### Work to do
Scan the data below. Pull out each line where "вероятность" occurs.

### Excerpted records
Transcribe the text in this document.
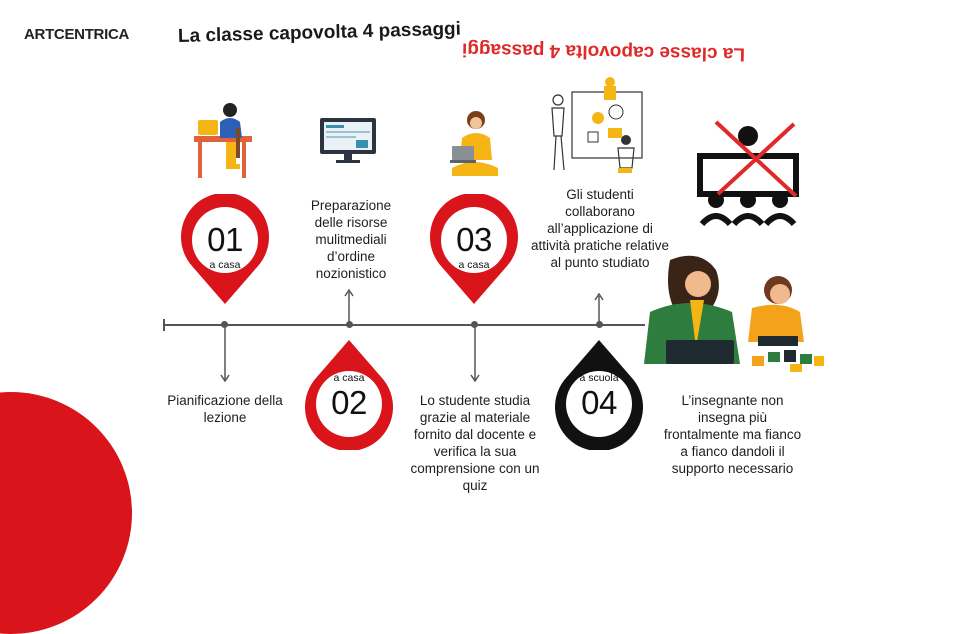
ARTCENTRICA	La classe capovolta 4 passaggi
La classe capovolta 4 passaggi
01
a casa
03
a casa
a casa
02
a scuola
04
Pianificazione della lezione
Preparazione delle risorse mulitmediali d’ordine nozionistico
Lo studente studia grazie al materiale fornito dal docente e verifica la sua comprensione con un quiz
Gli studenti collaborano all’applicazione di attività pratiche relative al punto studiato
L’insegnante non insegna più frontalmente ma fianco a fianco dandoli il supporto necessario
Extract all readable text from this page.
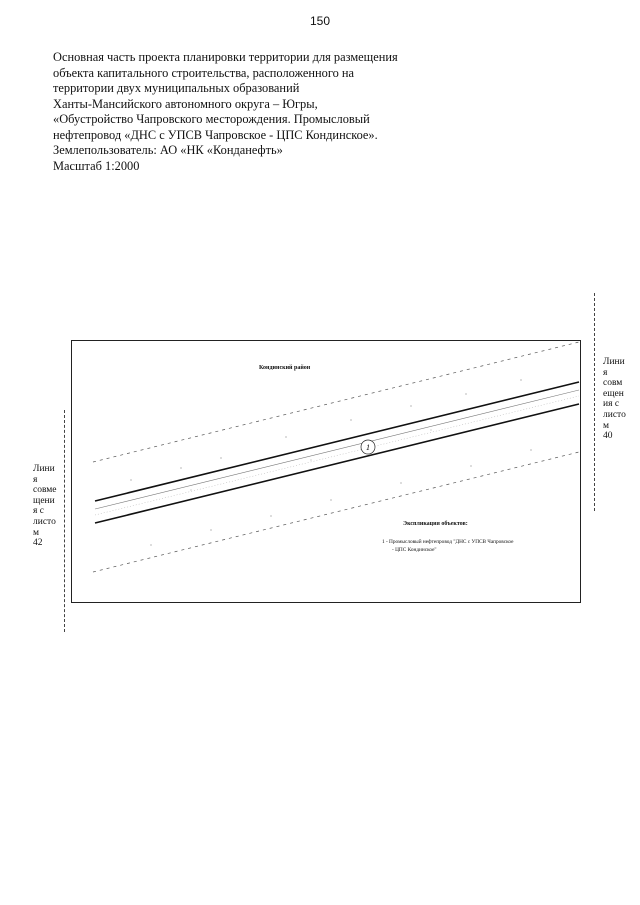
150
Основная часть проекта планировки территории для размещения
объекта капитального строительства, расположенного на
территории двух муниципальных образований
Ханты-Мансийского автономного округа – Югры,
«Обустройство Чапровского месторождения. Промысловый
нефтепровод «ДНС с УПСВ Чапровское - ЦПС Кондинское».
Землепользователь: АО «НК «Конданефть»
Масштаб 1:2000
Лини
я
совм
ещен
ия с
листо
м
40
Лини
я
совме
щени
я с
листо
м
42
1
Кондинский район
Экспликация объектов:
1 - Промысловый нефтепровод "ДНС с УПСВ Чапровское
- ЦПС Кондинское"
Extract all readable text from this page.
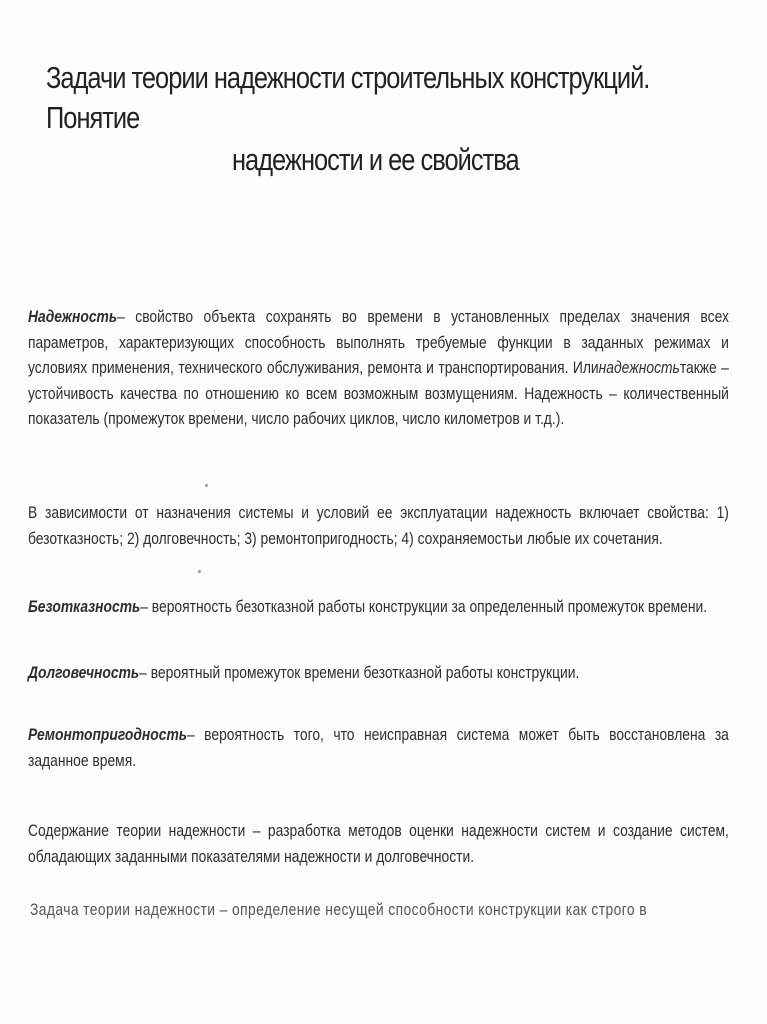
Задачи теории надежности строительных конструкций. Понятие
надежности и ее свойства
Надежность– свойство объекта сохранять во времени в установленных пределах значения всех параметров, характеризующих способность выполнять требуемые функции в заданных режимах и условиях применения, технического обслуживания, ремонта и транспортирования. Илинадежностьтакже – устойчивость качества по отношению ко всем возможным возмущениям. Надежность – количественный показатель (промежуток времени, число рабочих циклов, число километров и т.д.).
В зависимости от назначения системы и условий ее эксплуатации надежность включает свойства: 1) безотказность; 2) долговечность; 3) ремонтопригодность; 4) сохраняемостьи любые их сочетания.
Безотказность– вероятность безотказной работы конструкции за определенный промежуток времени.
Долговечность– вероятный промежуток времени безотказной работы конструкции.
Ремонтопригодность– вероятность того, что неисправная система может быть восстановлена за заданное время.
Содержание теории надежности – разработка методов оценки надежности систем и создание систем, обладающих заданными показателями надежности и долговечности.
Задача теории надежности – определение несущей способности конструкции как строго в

---

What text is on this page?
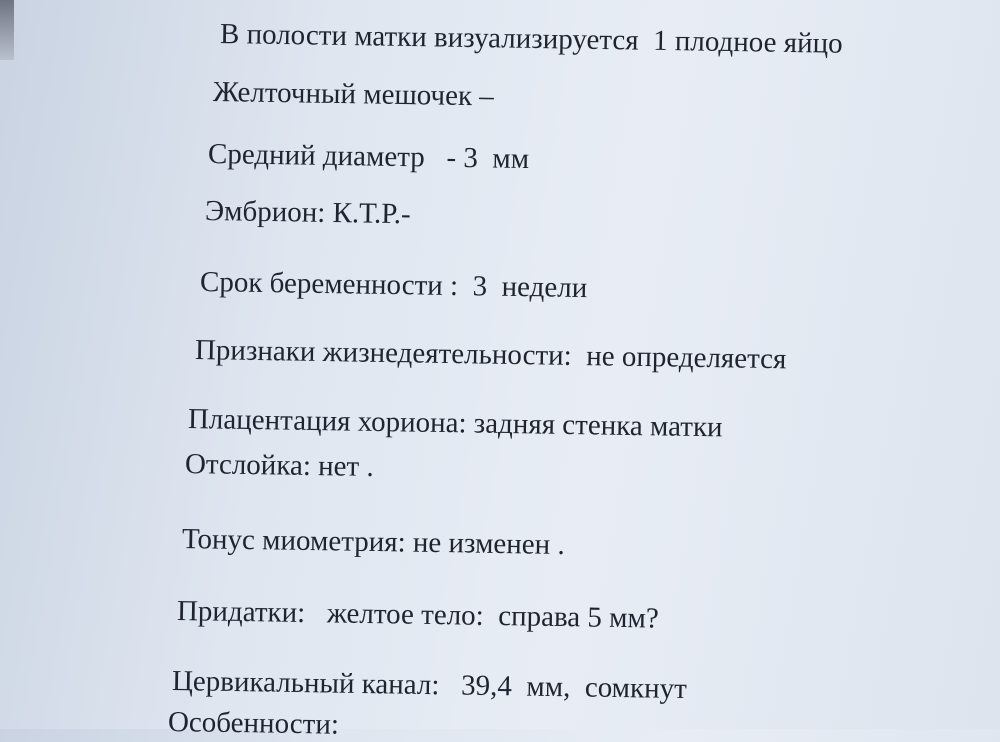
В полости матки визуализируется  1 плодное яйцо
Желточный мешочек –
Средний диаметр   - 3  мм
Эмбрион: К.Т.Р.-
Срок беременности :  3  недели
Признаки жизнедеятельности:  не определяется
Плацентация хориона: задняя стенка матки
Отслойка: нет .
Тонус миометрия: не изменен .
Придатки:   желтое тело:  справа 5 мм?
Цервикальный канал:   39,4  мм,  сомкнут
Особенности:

### Response to the task
Безотказность– вероятность безотказной работы конструкции за определенный промежуток времени.
Ремонтопригодность– вероятность того, что неисправная система может быть восстановлена за заданное время.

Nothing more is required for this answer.